**Short task**: Check each line of the records for "this"; collect those that have it.

**Extracted data**:
┌──
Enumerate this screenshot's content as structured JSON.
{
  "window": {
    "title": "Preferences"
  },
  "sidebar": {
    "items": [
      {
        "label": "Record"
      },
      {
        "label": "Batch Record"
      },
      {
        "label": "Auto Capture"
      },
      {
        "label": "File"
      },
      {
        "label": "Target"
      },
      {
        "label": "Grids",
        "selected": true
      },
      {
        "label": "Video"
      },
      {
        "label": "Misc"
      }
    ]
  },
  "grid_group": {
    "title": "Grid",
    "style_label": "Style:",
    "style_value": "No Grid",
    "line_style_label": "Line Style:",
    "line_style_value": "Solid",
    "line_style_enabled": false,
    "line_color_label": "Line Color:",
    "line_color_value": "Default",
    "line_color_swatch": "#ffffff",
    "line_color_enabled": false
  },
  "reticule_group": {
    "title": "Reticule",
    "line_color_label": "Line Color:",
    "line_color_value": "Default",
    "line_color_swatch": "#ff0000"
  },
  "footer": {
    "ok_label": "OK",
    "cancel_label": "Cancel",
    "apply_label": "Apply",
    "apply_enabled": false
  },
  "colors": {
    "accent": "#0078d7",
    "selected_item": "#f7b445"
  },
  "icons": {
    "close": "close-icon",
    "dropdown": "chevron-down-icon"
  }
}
└──
┌──
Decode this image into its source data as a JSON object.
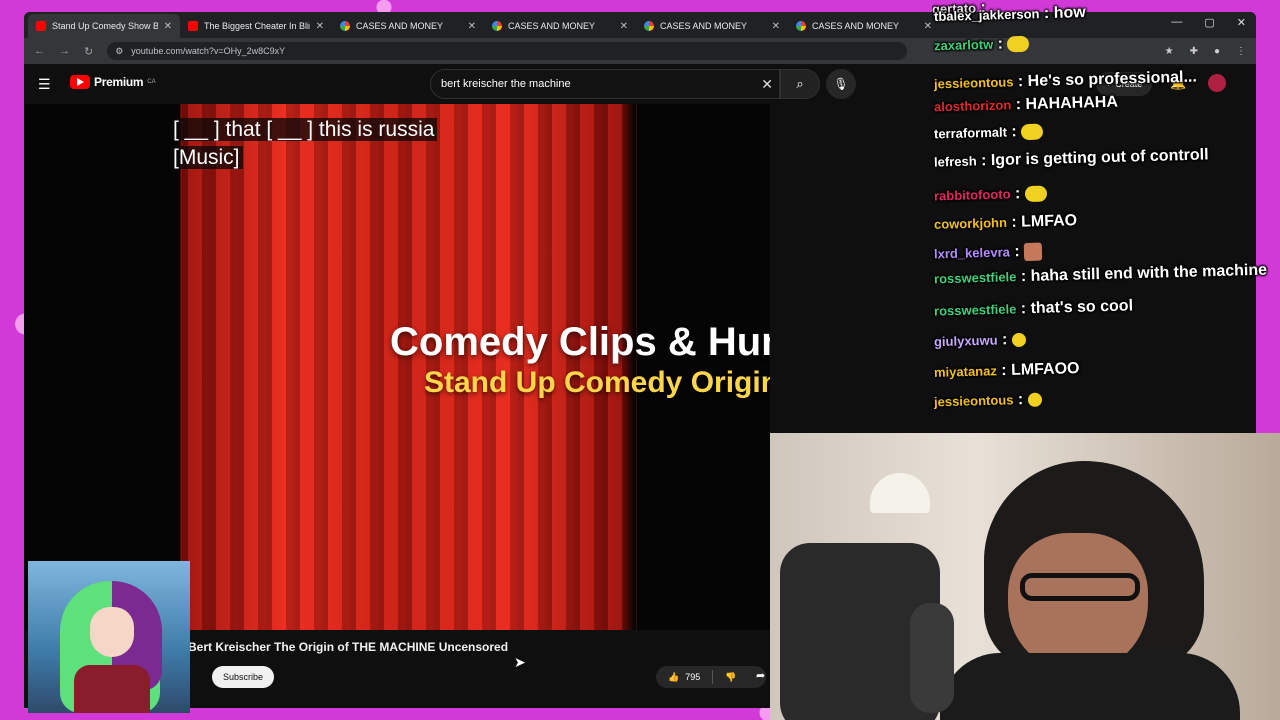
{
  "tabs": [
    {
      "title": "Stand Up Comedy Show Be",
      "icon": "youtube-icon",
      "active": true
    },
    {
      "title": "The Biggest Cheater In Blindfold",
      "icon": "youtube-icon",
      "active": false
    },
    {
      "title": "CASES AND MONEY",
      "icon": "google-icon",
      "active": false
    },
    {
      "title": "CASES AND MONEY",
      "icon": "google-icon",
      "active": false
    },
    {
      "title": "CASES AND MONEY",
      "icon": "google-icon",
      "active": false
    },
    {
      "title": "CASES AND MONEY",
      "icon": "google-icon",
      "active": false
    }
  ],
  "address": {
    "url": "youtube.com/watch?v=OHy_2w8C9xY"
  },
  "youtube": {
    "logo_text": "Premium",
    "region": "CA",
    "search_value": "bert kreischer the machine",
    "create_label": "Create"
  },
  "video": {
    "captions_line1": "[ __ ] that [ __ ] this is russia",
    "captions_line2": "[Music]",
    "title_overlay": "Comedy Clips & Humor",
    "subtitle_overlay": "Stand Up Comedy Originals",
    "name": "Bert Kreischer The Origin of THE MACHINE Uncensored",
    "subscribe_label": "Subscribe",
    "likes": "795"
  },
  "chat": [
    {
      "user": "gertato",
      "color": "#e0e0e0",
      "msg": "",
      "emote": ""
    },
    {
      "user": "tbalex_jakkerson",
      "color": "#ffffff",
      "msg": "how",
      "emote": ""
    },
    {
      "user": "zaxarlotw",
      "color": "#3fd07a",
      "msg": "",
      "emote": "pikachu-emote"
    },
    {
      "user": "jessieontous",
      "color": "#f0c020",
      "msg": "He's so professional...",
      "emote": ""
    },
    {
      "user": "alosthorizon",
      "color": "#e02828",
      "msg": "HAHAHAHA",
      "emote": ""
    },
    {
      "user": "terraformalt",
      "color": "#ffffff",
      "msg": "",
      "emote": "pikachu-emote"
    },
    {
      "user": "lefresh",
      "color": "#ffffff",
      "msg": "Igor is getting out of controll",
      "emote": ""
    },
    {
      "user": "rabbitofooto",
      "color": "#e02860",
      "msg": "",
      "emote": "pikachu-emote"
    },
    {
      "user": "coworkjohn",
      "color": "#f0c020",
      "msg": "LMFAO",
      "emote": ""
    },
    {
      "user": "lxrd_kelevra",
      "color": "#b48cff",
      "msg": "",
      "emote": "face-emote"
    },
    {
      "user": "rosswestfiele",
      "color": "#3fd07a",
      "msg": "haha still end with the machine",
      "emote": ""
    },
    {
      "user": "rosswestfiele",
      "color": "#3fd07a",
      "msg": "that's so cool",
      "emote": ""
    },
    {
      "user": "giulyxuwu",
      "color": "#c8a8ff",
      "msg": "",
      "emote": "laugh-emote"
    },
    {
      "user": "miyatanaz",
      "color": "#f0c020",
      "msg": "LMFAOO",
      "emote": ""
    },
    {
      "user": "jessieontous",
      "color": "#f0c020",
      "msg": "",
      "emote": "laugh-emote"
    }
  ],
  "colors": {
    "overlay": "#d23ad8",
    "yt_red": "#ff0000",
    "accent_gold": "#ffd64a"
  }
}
└──
┌──
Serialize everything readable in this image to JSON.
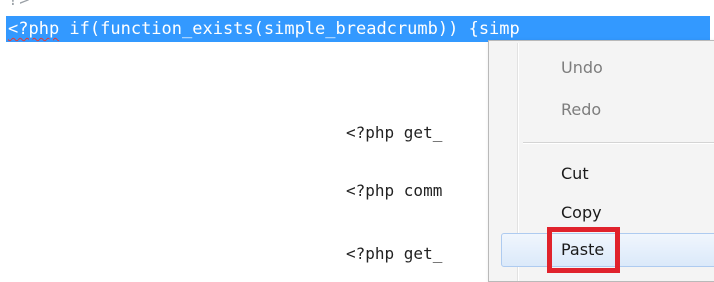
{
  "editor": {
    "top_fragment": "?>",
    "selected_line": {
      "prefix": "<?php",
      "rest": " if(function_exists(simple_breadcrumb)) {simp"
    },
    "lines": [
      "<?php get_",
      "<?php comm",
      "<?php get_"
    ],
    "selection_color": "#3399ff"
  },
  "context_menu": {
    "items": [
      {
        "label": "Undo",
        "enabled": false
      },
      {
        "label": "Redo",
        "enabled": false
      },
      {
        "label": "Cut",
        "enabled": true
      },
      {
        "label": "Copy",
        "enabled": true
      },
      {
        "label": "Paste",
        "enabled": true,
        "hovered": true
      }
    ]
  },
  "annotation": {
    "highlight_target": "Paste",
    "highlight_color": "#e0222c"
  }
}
└──
**Worked answer**:
Enumerate this screenshot's content as structured JSON.
Decode this image into its source data as a JSON object.
    "captions_line1": "[ __ ] that [ __ ] this is russia",
Serialize everything readable in this image to JSON.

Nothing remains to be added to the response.